=== Information supplied ===

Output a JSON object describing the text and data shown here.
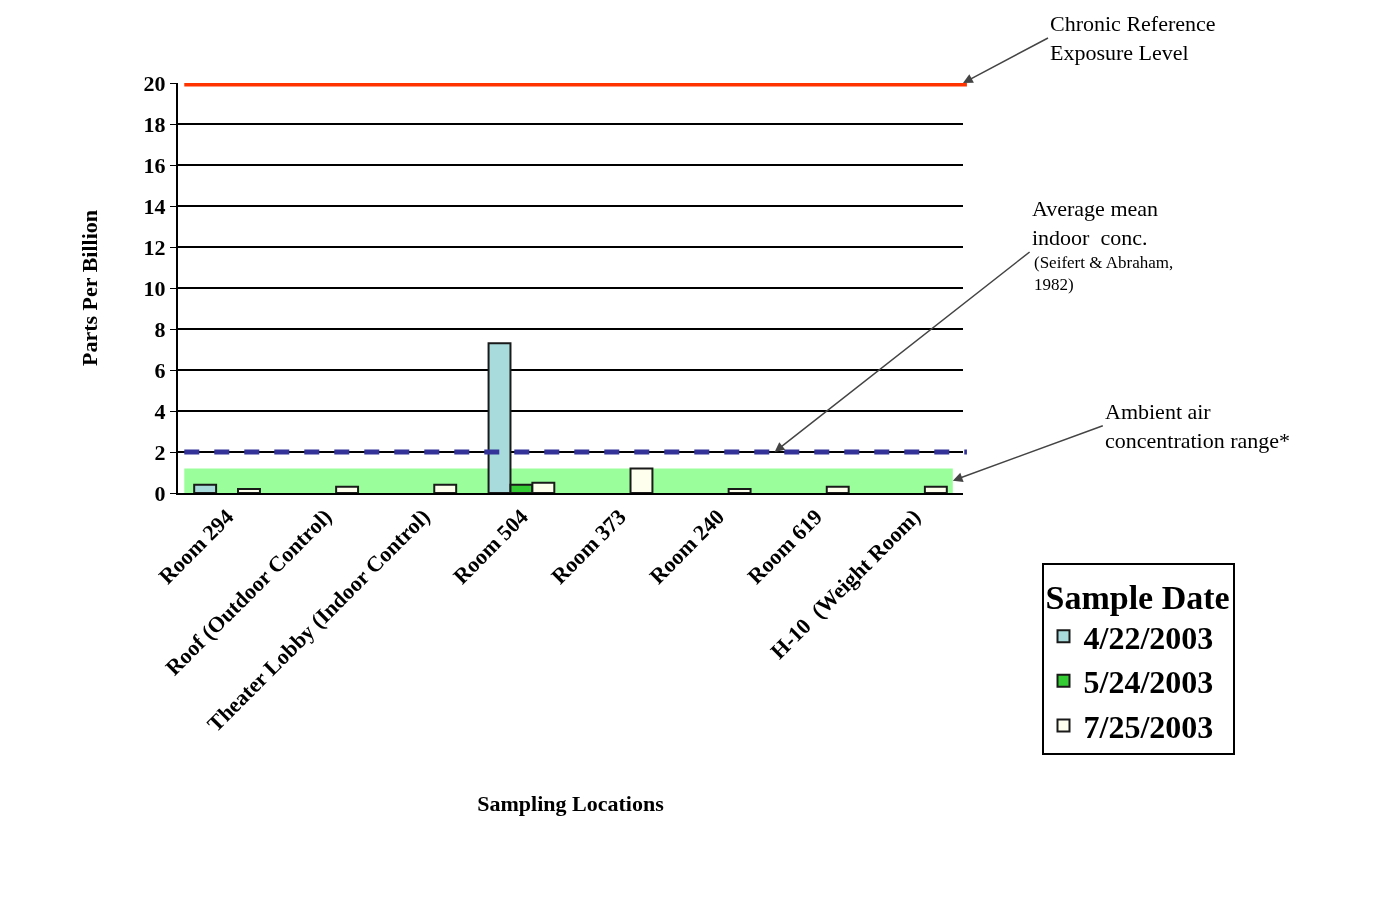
{
  "chart_data": {
    "type": "bar",
    "xlabel": "Sampling Locations",
    "ylabel": "Parts Per Billion",
    "legend_title": "Sample Date",
    "categories": [
      "Room 294",
      "Roof (Outdoor Control)",
      "Theater Lobby (Indoor Control)",
      "Room 504",
      "Room 373",
      "Room 240",
      "Room 619",
      "H-10  (Weight Room)"
    ],
    "series": [
      {
        "name": "4/22/2003",
        "color": "#a8dcdc",
        "values": [
          0.4,
          null,
          null,
          7.3,
          null,
          null,
          null,
          null
        ]
      },
      {
        "name": "5/24/2003",
        "color": "#33cc33",
        "values": [
          null,
          null,
          null,
          0.4,
          null,
          null,
          null,
          null
        ]
      },
      {
        "name": "7/25/2003",
        "color": "#ffffee",
        "values": [
          0.2,
          0.3,
          0.4,
          0.5,
          1.2,
          0.2,
          0.3,
          0.3
        ]
      }
    ],
    "ylim": [
      0,
      20
    ],
    "yticks": [
      0,
      2,
      4,
      6,
      8,
      10,
      12,
      14,
      16,
      18,
      20
    ],
    "grid": "y",
    "legend": "right",
    "ref_lines": [
      {
        "axis": "y",
        "value": 20,
        "label": "Chronic Reference\nExposure Level",
        "color": "#ff3300",
        "line_style": "solid"
      },
      {
        "axis": "y",
        "value": 2,
        "label": "Average mean\nindoor  conc.",
        "color": "#333399",
        "line_style": "dashed"
      }
    ],
    "bands": [
      {
        "axis": "y",
        "from": 0,
        "to": 1.2,
        "label": "Ambient air\nconcentration range*",
        "color": "#99ff99"
      }
    ],
    "annotations": [
      "(Seifert & Abraham,\n1982)"
    ]
  }
}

===

• _Work required_
Make an exact copy of the records above, with the pictures left out.

• _The output_
Output a JSON object describing the text and data shown here.
{
  "chart_data": {
    "type": "bar",
    "xlabel": "Sampling Locations",
    "ylabel": "Parts Per Billion",
    "legend_title": "Sample Date",
    "categories": [
      "Room 294",
      "Roof (Outdoor Control)",
      "Theater Lobby (Indoor Control)",
      "Room 504",
      "Room 373",
      "Room 240",
      "Room 619",
      "H-10  (Weight Room)"
    ],
    "series": [
      {
        "name": "4/22/2003",
        "color": "#a8dcdc",
        "values": [
          0.4,
          null,
          null,
          7.3,
          null,
          null,
          null,
          null
        ]
      },
      {
        "name": "5/24/2003",
        "color": "#33cc33",
        "values": [
          null,
          null,
          null,
          0.4,
          null,
          null,
          null,
          null
        ]
      },
      {
        "name": "7/25/2003",
        "color": "#ffffee",
        "values": [
          0.2,
          0.3,
          0.4,
          0.5,
          1.2,
          0.2,
          0.3,
          0.3
        ]
      }
    ],
    "ylim": [
      0,
      20
    ],
    "yticks": [
      0,
      2,
      4,
      6,
      8,
      10,
      12,
      14,
      16,
      18,
      20
    ],
    "grid": "y",
    "legend": "right",
    "ref_lines": [
      {
        "axis": "y",
        "value": 20,
        "label": "Chronic Reference\nExposure Level",
        "color": "#ff3300",
        "line_style": "solid"
      },
      {
        "axis": "y",
        "value": 2,
        "label": "Average mean\nindoor  conc.",
        "color": "#333399",
        "line_style": "dashed"
      }
    ],
    "bands": [
      {
        "axis": "y",
        "from": 0,
        "to": 1.2,
        "label": "Ambient air\nconcentration range*",
        "color": "#99ff99"
      }
    ],
    "annotations": [
      "(Seifert & Abraham,\n1982)"
    ]
  }
}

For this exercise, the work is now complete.